**PASSAGE TO READ:**
The treatment plant consisted of the following processes:
influent pump
aerated grit removal
primary clarification
activated sludge aeration basin
secondary clarification
anaerobic sludge digestion and centrifugation
chlorination
ocean outfall
The cost of the project was estimated by the design consultant as
$43,907,000. Four areas were investigated in the VE study: Piping and
pumping; structural; sludge handling facility; electrical. The follow-
ing paragraphs summarize the major proposals of the VE teams.
Pumping and Piping
Relocate pipelines (influent line, outfall, storm drain)and resize
influent pumps from 3 ea. at 33.6, 38.5, 39.5 MGD to three 24 MGD pumps
initially and add one(l) 24 MGD no sooner than twelve years. Adjust motor
speed through frequency change instead of with liquid rheostat control
enabling use of squirrel cage motors in lieu of wound rotor motors. Use
unlined ductile iron pipe in lieu of glass lined ductile iron pipe for
grit and septic sludge lines. Use schedule 80 PVC for potable water.

(Spatial layout listing)
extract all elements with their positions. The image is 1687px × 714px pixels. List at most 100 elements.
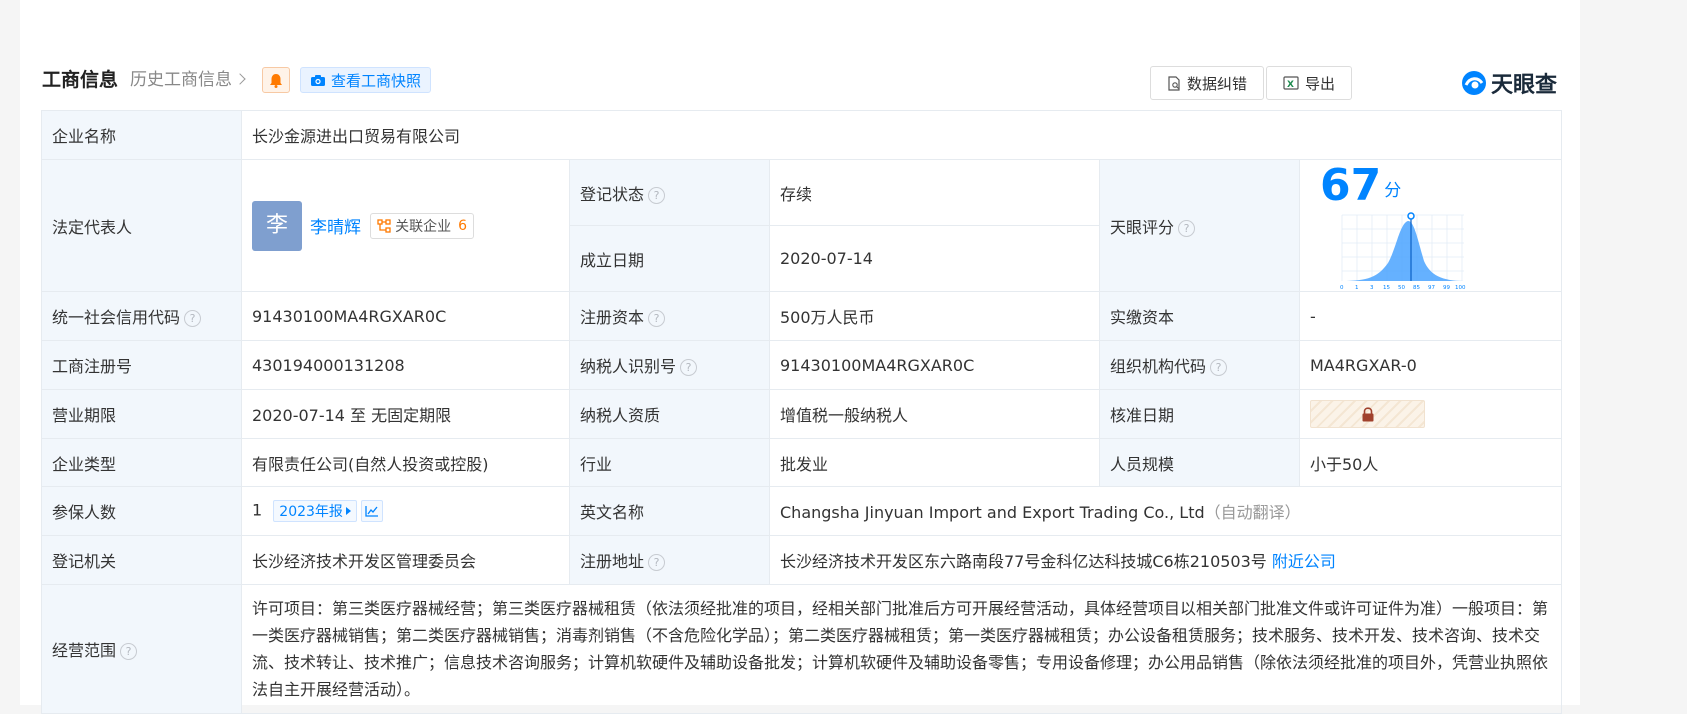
annual-report-tag[interactable]: 2023年报 <box>273 500 357 522</box>
related-companies-label: 关联企业 <box>395 218 452 235</box>
found-date-value: 2020-07-14 <box>769 225 1100 292</box>
found-date-label: 成立日期 <box>569 225 770 292</box>
question-icon[interactable]: ? <box>680 359 698 376</box>
question-icon[interactable]: ? <box>1178 219 1196 237</box>
data-correction-button[interactable]: 数据纠错 <box>1150 66 1265 100</box>
taxpayer-id-label: 纳税人识别号? <box>569 340 770 390</box>
related-companies-badge[interactable]: 关联企业 6 <box>370 212 475 239</box>
insured-cell: 1 2023年报 <box>241 486 570 536</box>
reg-capital-label-text: 注册资本 <box>580 308 645 327</box>
credit-code-value: 91430100MA4RGXAR0C <box>241 291 570 341</box>
credit-code-label: 统一社会信用代码? <box>41 291 242 341</box>
term-value: 2020-07-14 至 无固定期限 <box>241 389 570 439</box>
lock-icon <box>1362 406 1373 421</box>
score-label: 天眼评分? <box>1099 159 1300 292</box>
reg-status-value: 存续 <box>769 159 1100 226</box>
term-label: 营业期限 <box>41 389 242 439</box>
question-icon[interactable]: ? <box>648 186 666 204</box>
export-button[interactable]: X 导出 <box>1266 66 1353 100</box>
scope-label-text: 经营范围 <box>52 641 117 660</box>
reg-capital-value: 500万人民币 <box>769 291 1100 341</box>
reg-capital-label: 注册资本? <box>569 291 770 341</box>
legal-rep-cell: 李李晴辉 关联企业 6 <box>241 159 570 292</box>
taxpayer-id-label-text: 纳税人识别号 <box>580 357 677 376</box>
credit-code-label-text: 统一社会信用代码 <box>52 308 181 327</box>
org-code-label: 组织机构代码? <box>1099 340 1300 390</box>
org-code-label-text: 组织机构代码 <box>1110 357 1207 376</box>
network-icon <box>377 218 391 233</box>
document-edit-icon <box>1168 75 1180 91</box>
score-axis-tick: 85 <box>1413 285 1420 291</box>
industry-value: 批发业 <box>769 438 1100 487</box>
locked-value-button[interactable] <box>1310 400 1425 428</box>
paid-capital-value: - <box>1298 291 1563 341</box>
address-label: 注册地址? <box>569 535 770 585</box>
paid-capital-label: 实缴资本 <box>1099 291 1300 341</box>
taxpayer-qual-label: 纳税人资质 <box>569 389 770 439</box>
english-name-cell: Changsha Jinyuan Import and Export Tradi… <box>768 486 1563 536</box>
camera-icon <box>311 74 325 86</box>
history-link-label: 历史工商信息 <box>130 70 232 90</box>
score-distribution-chart: 0 1 3 15 50 85 97 99 100 <box>1340 212 1466 291</box>
history-business-info-link[interactable]: 历史工商信息 <box>130 66 246 94</box>
table-row: 企业类型 有限责任公司(自然人投资或控股) 行业 批发业 人员规模 小于50人 <box>41 438 1563 487</box>
auto-translate-note: （自动翻译） <box>1204 503 1301 522</box>
score-axis-tick: 100 <box>1455 285 1466 291</box>
question-icon[interactable]: ? <box>184 310 202 327</box>
address-label-text: 注册地址 <box>580 552 645 571</box>
annual-report-label: 2023年报 <box>279 504 343 520</box>
score-cell[interactable]: 67 分 0 1 3 15 50 85 97 99 100 <box>1298 159 1563 292</box>
question-icon[interactable]: ? <box>648 554 666 571</box>
scope-value: 许可项目：第三类医疗器械经营；第三类医疗器械租赁（依法须经批准的项目，经相关部门… <box>240 584 1563 714</box>
score-axis-tick: 0 <box>1340 285 1344 291</box>
table-row: 登记机关 长沙经济技术开发区管理委员会 注册地址? 长沙经济技术开发区东六路南段… <box>41 535 1563 585</box>
question-icon[interactable]: ? <box>120 643 138 660</box>
legal-rep-label: 法定代表人 <box>41 159 242 292</box>
bell-icon[interactable] <box>262 67 290 93</box>
authority-value: 长沙经济技术开发区管理委员会 <box>241 535 570 585</box>
caret-right-icon <box>345 507 351 515</box>
approve-date-label: 核准日期 <box>1099 389 1300 439</box>
table-row: 参保人数 1 2023年报 英文名称 Changsha Jinyuan Impo… <box>41 486 1563 536</box>
svg-text:X: X <box>1287 80 1294 90</box>
legal-rep-name-link[interactable]: 李晴辉 <box>310 218 361 238</box>
address-value: 长沙经济技术开发区东六路南段77号金科亿达科技城C6栋210503号 <box>780 552 1267 571</box>
tianyancha-logo: 天眼查 <box>1461 66 1557 100</box>
question-icon[interactable]: ? <box>648 310 666 327</box>
reg-status-label: 登记状态? <box>569 159 770 226</box>
question-icon[interactable]: ? <box>1210 359 1228 376</box>
trend-chart-icon[interactable] <box>360 500 383 522</box>
score-unit: 分 <box>1384 181 1402 201</box>
nearby-companies-link[interactable]: 附近公司 <box>1272 552 1336 571</box>
table-row: 法定代表人 李李晴辉 关联企业 6 登记状态? 存续 天眼评分? 67分 0 <box>41 159 1563 292</box>
avatar[interactable]: 李 <box>252 200 302 251</box>
table-row: 统一社会信用代码? 91430100MA4RGXAR0C 注册资本? 500万人… <box>41 291 1563 341</box>
business-info-table: 企业名称 长沙金源进出口贸易有限公司 法定代表人 李李晴辉 关联企业 6 登记状态… <box>41 110 1563 714</box>
chevron-right-icon <box>234 73 246 85</box>
table-row: 经营范围? 许可项目：第三类医疗器械经营；第三类医疗器械租赁（依法须经批准的项目… <box>41 584 1563 714</box>
score-value: 67 <box>1320 160 1382 211</box>
score-axis-tick: 3 <box>1370 285 1374 291</box>
staff-size-label: 人员规模 <box>1099 438 1300 487</box>
table-row: 企业名称 长沙金源进出口贸易有限公司 <box>41 110 1563 160</box>
table-row: 营业期限 2020-07-14 至 无固定期限 纳税人资质 增值税一般纳税人 核… <box>41 389 1563 439</box>
insured-count: 1 <box>252 500 263 520</box>
score-axis-tick: 99 <box>1443 285 1450 291</box>
logo-eye-icon <box>1462 71 1486 95</box>
reg-status-label-text: 登记状态 <box>580 184 645 204</box>
org-code-value: MA4RGXAR-0 <box>1298 340 1563 390</box>
english-name-label: 英文名称 <box>569 486 770 536</box>
taxpayer-qual-value: 增值税一般纳税人 <box>769 389 1100 439</box>
related-companies-count: 6 <box>458 217 468 234</box>
company-name-value: 长沙金源进出口贸易有限公司 <box>240 110 1563 160</box>
score-axis-tick: 1 <box>1355 285 1359 291</box>
score-label-text: 天眼评分 <box>1110 217 1175 237</box>
score-axis-tick: 15 <box>1383 285 1390 291</box>
view-snapshot-label: 查看工商快照 <box>331 71 422 90</box>
score-axis-tick: 50 <box>1398 285 1405 291</box>
industry-label: 行业 <box>569 438 770 487</box>
company-name-label: 企业名称 <box>41 110 242 160</box>
view-snapshot-button[interactable]: 查看工商快照 <box>300 67 432 93</box>
section-title: 工商信息 <box>42 69 119 91</box>
reg-no-label: 工商注册号 <box>41 340 242 390</box>
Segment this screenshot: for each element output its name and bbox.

**EXERCISES:**
1) From the treatment plant passage, quote the stretch from "The treatment plant" through "the VE teams.".
2) Extend the treatment plant passage past its last sentence.

**ANSWERS BELOW:**
1)
The treatment plant consisted of the following processes:
influent pump
aerated grit removal
primary clarification
activated sludge aeration basin
secondary clarification
anaerobic sludge digestion and centrifugation
chlorination
ocean outfall
The cost of the project was estimated by the design consultant as
$43,907,000. Four areas were investigated in the VE study: Piping and
pumping; structural; sludge handling facility; electrical. The follow-
ing paragraphs summarize the major proposals of the VE teams.

2)
Use no Hub CI soil pipe for sanitary lines. Reduce the number of lawn
sprinkler heads.
Structural
Retain digester wall heat by using insulation, reduce wall and mat
thickness using tension rings and eliminate parapet. For primary and
scondary clarifiers: reduce wall thickness, reduce reinforcing steel,
reduce slab thickness.
Sludge Handling Facility
Reduce the weight of the roof section by using metal decks, rigid
insulation, achieve roof pitch by tapering the insulation or sloping the
structural steel and use cantilevered beams where possible. For the
exterior wall, use utility brick and reduce the thickness of backup
blocks. Eliminate parapet and limestone coping in favor of a gravel stop.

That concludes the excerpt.